- [Task data]
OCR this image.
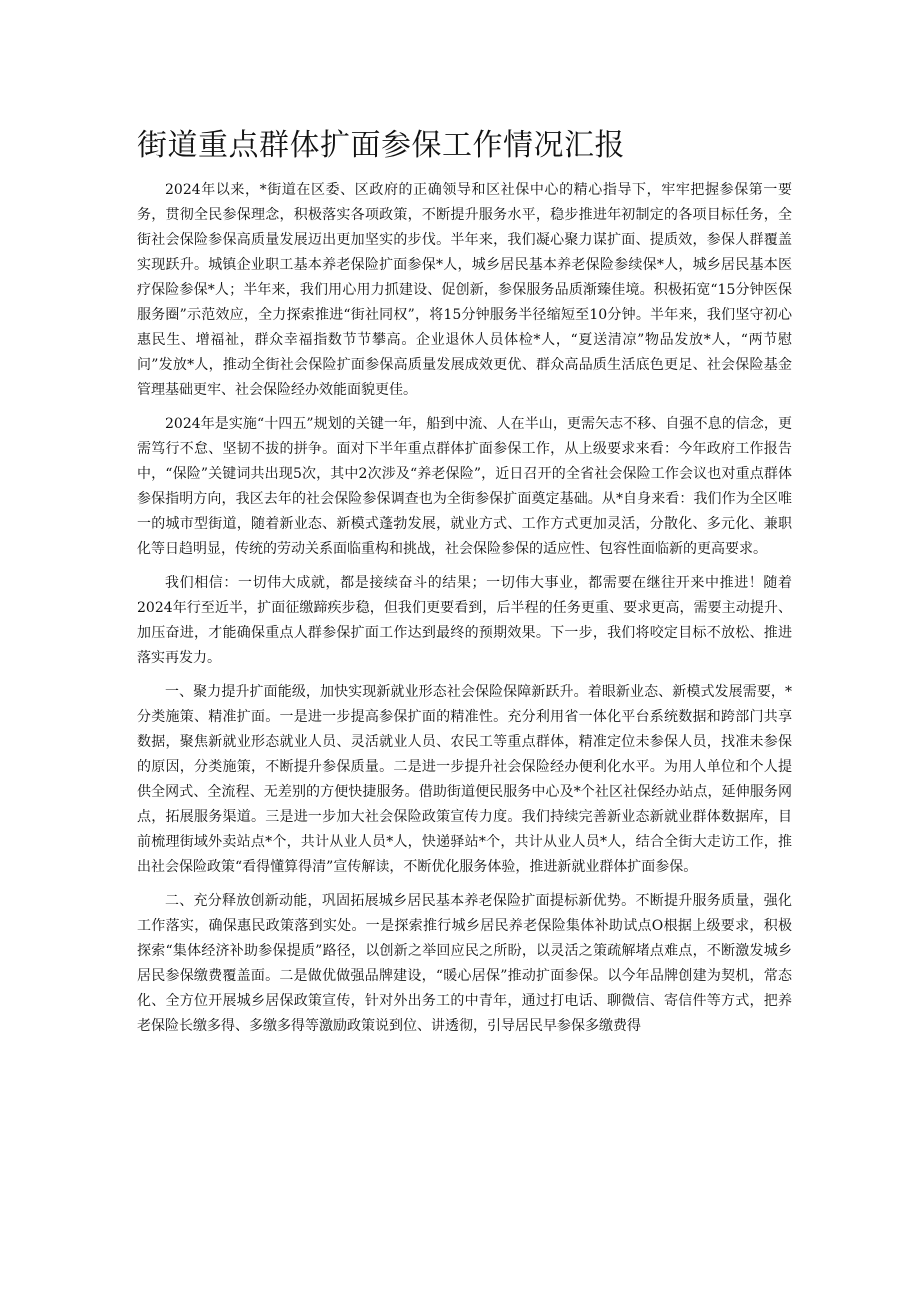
街道重点群体扩面参保工作情况汇报

2024年以来，*街道在区委、区政府的正确领导和区社保中心的精心指导下，牢牢把握参保第一要务，贯彻全民参保理念，积极落实各项政策，不断提升服务水平，稳步推进年初制定的各项目标任务，全街社会保险参保高质量发展迈出更加坚实的步伐。半年来，我们凝心聚力谋扩面、提质效，参保人群覆盖实现跃升。城镇企业职工基本养老保险扩面参保*人，城乡居民基本养老保险参续保*人，城乡居民基本医疗保险参保*人；半年来，我们用心用力抓建设、促创新，参保服务品质渐臻佳境。积极拓宽“15分钟医保服务圈”示范效应，全力探索推进“街社同权”，将15分钟服务半径缩短至10分钟。半年来，我们坚守初心惠民生、增福祉，群众幸福指数节节攀高。企业退休人员体检*人，“夏送清凉”物品发放*人，“两节慰问”发放*人，推动全街社会保险扩面参保高质量发展成效更优、群众高品质生活底色更足、社会保险基金管理基础更牢、社会保险经办效能面貌更佳。

2024年是实施“十四五”规划的关键一年，船到中流、人在半山，更需矢志不移、自强不息的信念，更需笃行不怠、坚韧不拔的拼争。面对下半年重点群体扩面参保工作，从上级要求来看：今年政府工作报告中，“保险”关键词共出现5次，其中2次涉及“养老保险”，近日召开的全省社会保险工作会议也对重点群体参保指明方向，我区去年的社会保险参保调查也为全街参保扩面奠定基础。从*自身来看：我们作为全区唯一的城市型街道，随着新业态、新模式蓬勃发展，就业方式、工作方式更加灵活，分散化、多元化、兼职化等日趋明显，传统的劳动关系面临重构和挑战，社会保险参保的适应性、包容性面临新的更高要求。

我们相信：一切伟大成就，都是接续奋斗的结果；一切伟大事业，都需要在继往开来中推进！随着2024年行至近半，扩面征缴蹄疾步稳，但我们更要看到，后半程的任务更重、要求更高，需要主动提升、加压奋进，才能确保重点人群参保扩面工作达到最终的预期效果。下一步，我们将咬定目标不放松、推进落实再发力。

一、聚力提升扩面能级，加快实现新就业形态社会保险保障新跃升。着眼新业态、新模式发展需要，*分类施策、精准扩面。一是进一步提高参保扩面的精准性。充分利用省一体化平台系统数据和跨部门共享数据，聚焦新就业形态就业人员、灵活就业人员、农民工等重点群体，精准定位未参保人员，找准未参保的原因，分类施策，不断提升参保质量。二是进一步提升社会保险经办便利化水平。为用人单位和个人提供全网式、全流程、无差别的方便快捷服务。借助街道便民服务中心及*个社区社保经办站点，延伸服务网点，拓展服务渠道。三是进一步加大社会保险政策宣传力度。我们持续完善新业态新就业群体数据库，目前梳理街域外卖站点*个，共计从业人员*人，快递驿站*个，共计从业人员*人，结合全街大走访工作，推出社会保险政策“看得懂算得清”宣传解读，不断优化服务体验，推进新就业群体扩面参保。

二、充分释放创新动能，巩固拓展城乡居民基本养老保险扩面提标新优势。不断提升服务质量，强化工作落实，确保惠民政策落到实处。一是探索推行城乡居民养老保险集体补助试点O根据上级要求，积极探索“集体经济补助参保提质”路径，以创新之举回应民之所盼，以灵活之策疏解堵点难点，不断激发城乡居民参保缴费覆盖面。二是做优做强品牌建设，“暖心居保”推动扩面参保。以今年品牌创建为契机，常态化、全方位开展城乡居保政策宣传，针对外出务工的中青年，通过打电话、聊微信、寄信件等方式，把养老保险长缴多得、多缴多得等激励政策说到位、讲透彻，引导居民早参保多缴费得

- [Task instructions] Without the pictures, return the entries exactly as they appear.

- [Complete response]
OCR this image.
街道重点群体扩面参保工作情况汇报

2024年以来，*街道在区委、区政府的正确领导和区社保中心的精心指导下，牢牢把握参保第一要务，贯彻全民参保理念，积极落实各项政策，不断提升服务水平，稳步推进年初制定的各项目标任务，全街社会保险参保高质量发展迈出更加坚实的步伐。半年来，我们凝心聚力谋扩面、提质效，参保人群覆盖实现跃升。城镇企业职工基本养老保险扩面参保*人，城乡居民基本养老保险参续保*人，城乡居民基本医疗保险参保*人；半年来，我们用心用力抓建设、促创新，参保服务品质渐臻佳境。积极拓宽“15分钟医保服务圈”示范效应，全力探索推进“街社同权”，将15分钟服务半径缩短至10分钟。半年来，我们坚守初心惠民生、增福祉，群众幸福指数节节攀高。企业退休人员体检*人，“夏送清凉”物品发放*人，“两节慰问”发放*人，推动全街社会保险扩面参保高质量发展成效更优、群众高品质生活底色更足、社会保险基金管理基础更牢、社会保险经办效能面貌更佳。

2024年是实施“十四五”规划的关键一年，船到中流、人在半山，更需矢志不移、自强不息的信念，更需笃行不怠、坚韧不拔的拼争。面对下半年重点群体扩面参保工作，从上级要求来看：今年政府工作报告中，“保险”关键词共出现5次，其中2次涉及“养老保险”，近日召开的全省社会保险工作会议也对重点群体参保指明方向，我区去年的社会保险参保调查也为全街参保扩面奠定基础。从*自身来看：我们作为全区唯一的城市型街道，随着新业态、新模式蓬勃发展，就业方式、工作方式更加灵活，分散化、多元化、兼职化等日趋明显，传统的劳动关系面临重构和挑战，社会保险参保的适应性、包容性面临新的更高要求。

我们相信：一切伟大成就，都是接续奋斗的结果；一切伟大事业，都需要在继往开来中推进！随着2024年行至近半，扩面征缴蹄疾步稳，但我们更要看到，后半程的任务更重、要求更高，需要主动提升、加压奋进，才能确保重点人群参保扩面工作达到最终的预期效果。下一步，我们将咬定目标不放松、推进落实再发力。

一、聚力提升扩面能级，加快实现新就业形态社会保险保障新跃升。着眼新业态、新模式发展需要，*分类施策、精准扩面。一是进一步提高参保扩面的精准性。充分利用省一体化平台系统数据和跨部门共享数据，聚焦新就业形态就业人员、灵活就业人员、农民工等重点群体，精准定位未参保人员，找准未参保的原因，分类施策，不断提升参保质量。二是进一步提升社会保险经办便利化水平。为用人单位和个人提供全网式、全流程、无差别的方便快捷服务。借助街道便民服务中心及*个社区社保经办站点，延伸服务网点，拓展服务渠道。三是进一步加大社会保险政策宣传力度。我们持续完善新业态新就业群体数据库，目前梳理街域外卖站点*个，共计从业人员*人，快递驿站*个，共计从业人员*人，结合全街大走访工作，推出社会保险政策“看得懂算得清”宣传解读，不断优化服务体验，推进新就业群体扩面参保。

二、充分释放创新动能，巩固拓展城乡居民基本养老保险扩面提标新优势。不断提升服务质量，强化工作落实，确保惠民政策落到实处。一是探索推行城乡居民养老保险集体补助试点O根据上级要求，积极探索“集体经济补助参保提质”路径，以创新之举回应民之所盼，以灵活之策疏解堵点难点，不断激发城乡居民参保缴费覆盖面。二是做优做强品牌建设，“暖心居保”推动扩面参保。以今年品牌创建为契机，常态化、全方位开展城乡居保政策宣传，针对外出务工的中青年，通过打电话、聊微信、寄信件等方式，把养老保险长缴多得、多缴多得等激励政策说到位、讲透彻，引导居民早参保多缴费得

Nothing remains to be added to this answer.